* PROVIDED DATA
[BEGIN]

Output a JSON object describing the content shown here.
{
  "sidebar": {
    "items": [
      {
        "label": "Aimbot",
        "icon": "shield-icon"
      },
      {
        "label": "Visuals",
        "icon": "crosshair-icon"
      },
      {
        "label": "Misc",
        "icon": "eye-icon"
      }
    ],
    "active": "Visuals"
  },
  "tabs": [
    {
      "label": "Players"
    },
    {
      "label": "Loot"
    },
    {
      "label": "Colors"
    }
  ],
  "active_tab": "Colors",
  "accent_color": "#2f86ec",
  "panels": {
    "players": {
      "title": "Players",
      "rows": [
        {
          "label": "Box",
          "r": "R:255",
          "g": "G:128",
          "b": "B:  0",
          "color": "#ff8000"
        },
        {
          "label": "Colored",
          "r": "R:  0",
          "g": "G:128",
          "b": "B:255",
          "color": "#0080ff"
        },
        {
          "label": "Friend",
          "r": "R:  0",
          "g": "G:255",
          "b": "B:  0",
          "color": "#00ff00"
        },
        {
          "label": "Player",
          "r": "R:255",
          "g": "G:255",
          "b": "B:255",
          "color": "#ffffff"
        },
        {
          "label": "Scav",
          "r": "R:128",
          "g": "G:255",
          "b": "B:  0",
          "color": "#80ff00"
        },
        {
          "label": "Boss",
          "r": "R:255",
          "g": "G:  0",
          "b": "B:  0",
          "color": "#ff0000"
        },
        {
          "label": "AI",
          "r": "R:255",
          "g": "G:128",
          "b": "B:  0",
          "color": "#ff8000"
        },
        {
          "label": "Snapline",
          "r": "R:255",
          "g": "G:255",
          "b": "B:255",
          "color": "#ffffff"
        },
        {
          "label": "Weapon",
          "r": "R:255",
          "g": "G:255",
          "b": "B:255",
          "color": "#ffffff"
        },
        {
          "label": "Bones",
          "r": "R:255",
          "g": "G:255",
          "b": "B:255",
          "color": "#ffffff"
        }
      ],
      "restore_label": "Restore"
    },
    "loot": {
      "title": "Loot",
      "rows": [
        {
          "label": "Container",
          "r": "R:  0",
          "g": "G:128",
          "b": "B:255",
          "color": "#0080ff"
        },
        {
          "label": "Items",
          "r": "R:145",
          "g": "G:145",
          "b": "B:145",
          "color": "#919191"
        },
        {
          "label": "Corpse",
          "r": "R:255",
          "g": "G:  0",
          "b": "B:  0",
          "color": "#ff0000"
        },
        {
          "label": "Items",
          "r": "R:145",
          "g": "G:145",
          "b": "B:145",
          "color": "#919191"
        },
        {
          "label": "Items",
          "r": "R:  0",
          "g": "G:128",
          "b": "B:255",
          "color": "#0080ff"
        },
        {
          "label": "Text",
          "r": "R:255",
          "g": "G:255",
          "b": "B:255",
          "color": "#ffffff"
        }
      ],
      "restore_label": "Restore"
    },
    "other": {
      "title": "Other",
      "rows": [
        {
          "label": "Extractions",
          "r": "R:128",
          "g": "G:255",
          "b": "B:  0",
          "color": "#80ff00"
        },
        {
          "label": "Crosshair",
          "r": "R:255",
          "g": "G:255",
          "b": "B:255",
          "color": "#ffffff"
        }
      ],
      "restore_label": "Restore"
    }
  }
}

[END]

* YOUR OBJECTIVE
Exactly as they are written, print the entries again.

* TASK SOLUTION
Output a JSON object describing the content shown here.
{
  "sidebar": {
    "items": [
      {
        "label": "Aimbot",
        "icon": "shield-icon"
      },
      {
        "label": "Visuals",
        "icon": "crosshair-icon"
      },
      {
        "label": "Misc",
        "icon": "eye-icon"
      }
    ],
    "active": "Visuals"
  },
  "tabs": [
    {
      "label": "Players"
    },
    {
      "label": "Loot"
    },
    {
      "label": "Colors"
    }
  ],
  "active_tab": "Colors",
  "accent_color": "#2f86ec",
  "panels": {
    "players": {
      "title": "Players",
      "rows": [
        {
          "label": "Box",
          "r": "R:255",
          "g": "G:128",
          "b": "B:  0",
          "color": "#ff8000"
        },
        {
          "label": "Colored",
          "r": "R:  0",
          "g": "G:128",
          "b": "B:255",
          "color": "#0080ff"
        },
        {
          "label": "Friend",
          "r": "R:  0",
          "g": "G:255",
          "b": "B:  0",
          "color": "#00ff00"
        },
        {
          "label": "Player",
          "r": "R:255",
          "g": "G:255",
          "b": "B:255",
          "color": "#ffffff"
        },
        {
          "label": "Scav",
          "r": "R:128",
          "g": "G:255",
          "b": "B:  0",
          "color": "#80ff00"
        },
        {
          "label": "Boss",
          "r": "R:255",
          "g": "G:  0",
          "b": "B:  0",
          "color": "#ff0000"
        },
        {
          "label": "AI",
          "r": "R:255",
          "g": "G:128",
          "b": "B:  0",
          "color": "#ff8000"
        },
        {
          "label": "Snapline",
          "r": "R:255",
          "g": "G:255",
          "b": "B:255",
          "color": "#ffffff"
        },
        {
          "label": "Weapon",
          "r": "R:255",
          "g": "G:255",
          "b": "B:255",
          "color": "#ffffff"
        },
        {
          "label": "Bones",
          "r": "R:255",
          "g": "G:255",
          "b": "B:255",
          "color": "#ffffff"
        }
      ],
      "restore_label": "Restore"
    },
    "loot": {
      "title": "Loot",
      "rows": [
        {
          "label": "Container",
          "r": "R:  0",
          "g": "G:128",
          "b": "B:255",
          "color": "#0080ff"
        },
        {
          "label": "Items",
          "r": "R:145",
          "g": "G:145",
          "b": "B:145",
          "color": "#919191"
        },
        {
          "label": "Corpse",
          "r": "R:255",
          "g": "G:  0",
          "b": "B:  0",
          "color": "#ff0000"
        },
        {
          "label": "Items",
          "r": "R:145",
          "g": "G:145",
          "b": "B:145",
          "color": "#919191"
        },
        {
          "label": "Items",
          "r": "R:  0",
          "g": "G:128",
          "b": "B:255",
          "color": "#0080ff"
        },
        {
          "label": "Text",
          "r": "R:255",
          "g": "G:255",
          "b": "B:255",
          "color": "#ffffff"
        }
      ],
      "restore_label": "Restore"
    },
    "other": {
      "title": "Other",
      "rows": [
        {
          "label": "Extractions",
          "r": "R:128",
          "g": "G:255",
          "b": "B:  0",
          "color": "#80ff00"
        },
        {
          "label": "Crosshair",
          "r": "R:255",
          "g": "G:255",
          "b": "B:255",
          "color": "#ffffff"
        }
      ],
      "restore_label": "Restore"
    }
  }
}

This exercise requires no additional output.